### SUPPLIED ENTRIES
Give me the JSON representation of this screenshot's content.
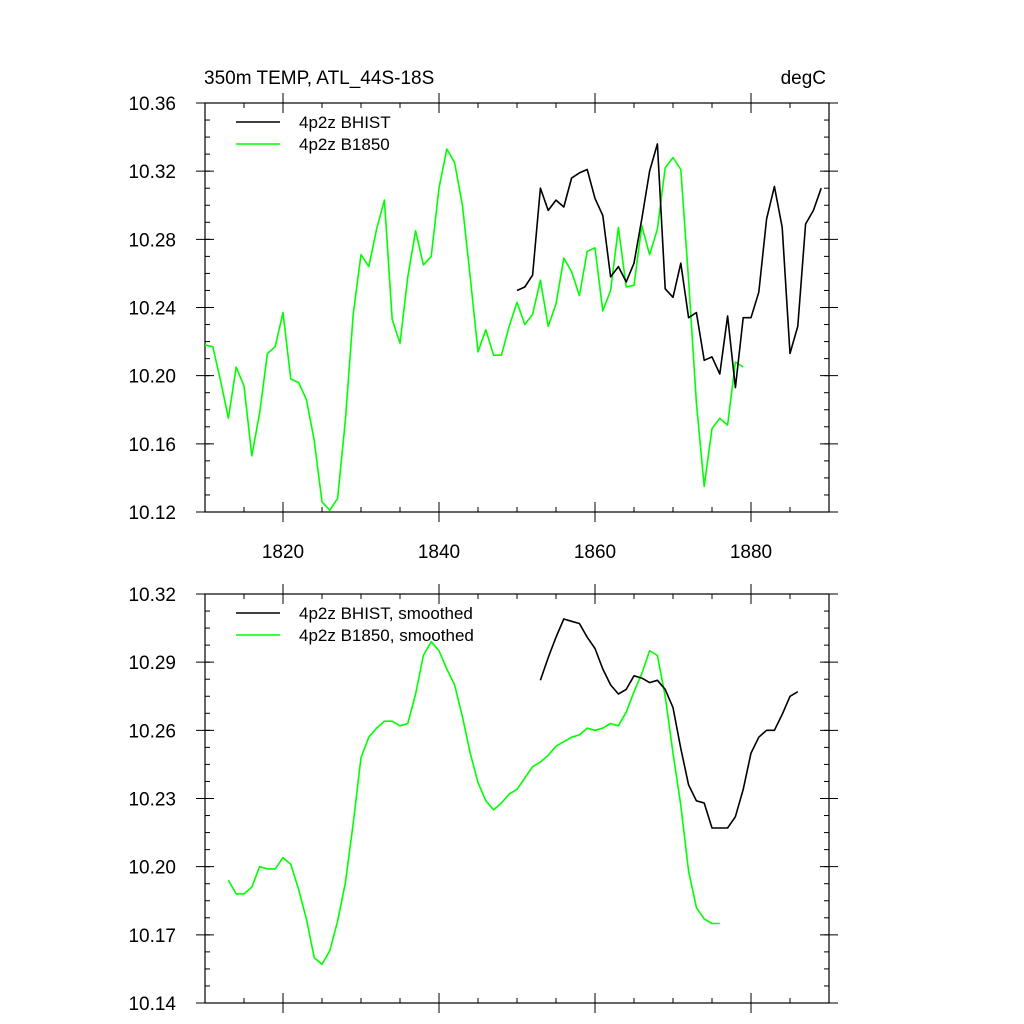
{
  "chart_data": [
    {
      "type": "line",
      "title_left": "350m TEMP, ATL_44S-18S",
      "title_right": "degC",
      "xlim": [
        1810,
        1890
      ],
      "ylim": [
        10.12,
        10.36
      ],
      "x_ticks": [
        1820,
        1840,
        1860,
        1880
      ],
      "x_minor_step": 5,
      "y_ticks": [
        "10.12",
        "10.16",
        "10.20",
        "10.24",
        "10.28",
        "10.32",
        "10.36"
      ],
      "y_minor_step": 0.01,
      "show_x_labels": true,
      "legend_position": "top-left",
      "series": [
        {
          "name": "4p2z BHIST",
          "color": "#000000",
          "x": [
            1850,
            1851,
            1852,
            1853,
            1854,
            1855,
            1856,
            1857,
            1858,
            1859,
            1860,
            1861,
            1862,
            1863,
            1864,
            1865,
            1866,
            1867,
            1868,
            1869,
            1870,
            1871,
            1872,
            1873,
            1874,
            1875,
            1876,
            1877,
            1878,
            1879,
            1880,
            1881,
            1882,
            1883,
            1884,
            1885,
            1886,
            1887,
            1888,
            1889
          ],
          "values": [
            10.25,
            10.252,
            10.259,
            10.31,
            10.297,
            10.303,
            10.299,
            10.316,
            10.319,
            10.321,
            10.304,
            10.294,
            10.258,
            10.264,
            10.255,
            10.266,
            10.292,
            10.32,
            10.336,
            10.251,
            10.246,
            10.266,
            10.234,
            10.237,
            10.209,
            10.211,
            10.201,
            10.235,
            10.193,
            10.234,
            10.234,
            10.249,
            10.292,
            10.311,
            10.287,
            10.213,
            10.229,
            10.289,
            10.297,
            10.31
          ]
        },
        {
          "name": "4p2z B1850",
          "color": "#00ff00",
          "x": [
            1810,
            1811,
            1812,
            1813,
            1814,
            1815,
            1816,
            1817,
            1818,
            1819,
            1820,
            1821,
            1822,
            1823,
            1824,
            1825,
            1826,
            1827,
            1828,
            1829,
            1830,
            1831,
            1832,
            1833,
            1834,
            1835,
            1836,
            1837,
            1838,
            1839,
            1840,
            1841,
            1842,
            1843,
            1844,
            1845,
            1846,
            1847,
            1848,
            1849,
            1850,
            1851,
            1852,
            1853,
            1854,
            1855,
            1856,
            1857,
            1858,
            1859,
            1860,
            1861,
            1862,
            1863,
            1864,
            1865,
            1866,
            1867,
            1868,
            1869,
            1870,
            1871,
            1872,
            1873,
            1874,
            1875,
            1876,
            1877,
            1878,
            1879
          ],
          "values": [
            10.218,
            10.217,
            10.197,
            10.175,
            10.205,
            10.194,
            10.153,
            10.178,
            10.213,
            10.217,
            10.237,
            10.198,
            10.196,
            10.186,
            10.162,
            10.126,
            10.121,
            10.128,
            10.174,
            10.236,
            10.271,
            10.264,
            10.286,
            10.303,
            10.233,
            10.219,
            10.258,
            10.285,
            10.265,
            10.27,
            10.31,
            10.333,
            10.325,
            10.3,
            10.258,
            10.214,
            10.227,
            10.212,
            10.212,
            10.229,
            10.243,
            10.23,
            10.236,
            10.256,
            10.229,
            10.242,
            10.269,
            10.261,
            10.247,
            10.273,
            10.275,
            10.238,
            10.25,
            10.287,
            10.252,
            10.253,
            10.288,
            10.271,
            10.286,
            10.322,
            10.328,
            10.321,
            10.256,
            10.184,
            10.135,
            10.169,
            10.175,
            10.171,
            10.208,
            10.205
          ]
        }
      ]
    },
    {
      "type": "line",
      "xlim": [
        1810,
        1890
      ],
      "ylim": [
        10.14,
        10.32
      ],
      "x_ticks": [
        1820,
        1840,
        1860,
        1880
      ],
      "x_minor_step": 5,
      "y_ticks": [
        "10.14",
        "10.17",
        "10.20",
        "10.23",
        "10.26",
        "10.29",
        "10.32"
      ],
      "y_minor_step": 0.0075,
      "show_x_labels": false,
      "legend_position": "top-left",
      "series": [
        {
          "name": "4p2z BHIST, smoothed",
          "color": "#000000",
          "x": [
            1853,
            1854,
            1855,
            1856,
            1857,
            1858,
            1859,
            1860,
            1861,
            1862,
            1863,
            1864,
            1865,
            1866,
            1867,
            1868,
            1869,
            1870,
            1871,
            1872,
            1873,
            1874,
            1875,
            1876,
            1877,
            1878,
            1879,
            1880,
            1881,
            1882,
            1883,
            1884,
            1885,
            1886
          ],
          "values": [
            10.282,
            10.292,
            10.301,
            10.309,
            10.308,
            10.307,
            10.301,
            10.296,
            10.287,
            10.28,
            10.276,
            10.278,
            10.284,
            10.283,
            10.281,
            10.282,
            10.278,
            10.27,
            10.252,
            10.236,
            10.229,
            10.228,
            10.217,
            10.217,
            10.217,
            10.222,
            10.234,
            10.25,
            10.257,
            10.26,
            10.26,
            10.267,
            10.275,
            10.277
          ]
        },
        {
          "name": "4p2z B1850, smoothed",
          "color": "#00ff00",
          "x": [
            1813,
            1814,
            1815,
            1816,
            1817,
            1818,
            1819,
            1820,
            1821,
            1822,
            1823,
            1824,
            1825,
            1826,
            1827,
            1828,
            1829,
            1830,
            1831,
            1832,
            1833,
            1834,
            1835,
            1836,
            1837,
            1838,
            1839,
            1840,
            1841,
            1842,
            1843,
            1844,
            1845,
            1846,
            1847,
            1848,
            1849,
            1850,
            1851,
            1852,
            1853,
            1854,
            1855,
            1856,
            1857,
            1858,
            1859,
            1860,
            1861,
            1862,
            1863,
            1864,
            1865,
            1866,
            1867,
            1868,
            1869,
            1870,
            1871,
            1872,
            1873,
            1874,
            1875,
            1876
          ],
          "values": [
            10.194,
            10.188,
            10.188,
            10.191,
            10.2,
            10.199,
            10.199,
            10.204,
            10.201,
            10.19,
            10.177,
            10.16,
            10.157,
            10.163,
            10.176,
            10.193,
            10.219,
            10.248,
            10.257,
            10.261,
            10.264,
            10.264,
            10.262,
            10.263,
            10.276,
            10.293,
            10.299,
            10.295,
            10.287,
            10.28,
            10.266,
            10.25,
            10.237,
            10.229,
            10.225,
            10.228,
            10.232,
            10.234,
            10.239,
            10.244,
            10.246,
            10.249,
            10.253,
            10.255,
            10.257,
            10.258,
            10.261,
            10.26,
            10.261,
            10.263,
            10.262,
            10.268,
            10.277,
            10.285,
            10.295,
            10.293,
            10.275,
            10.25,
            10.227,
            10.198,
            10.182,
            10.177,
            10.175,
            10.175
          ]
        }
      ]
    }
  ]
}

### GOAL
Go through the listing above line by line and say how many lines hold the word "BHIST". Reply with that number only.

### EXERCISE SOLUTION
2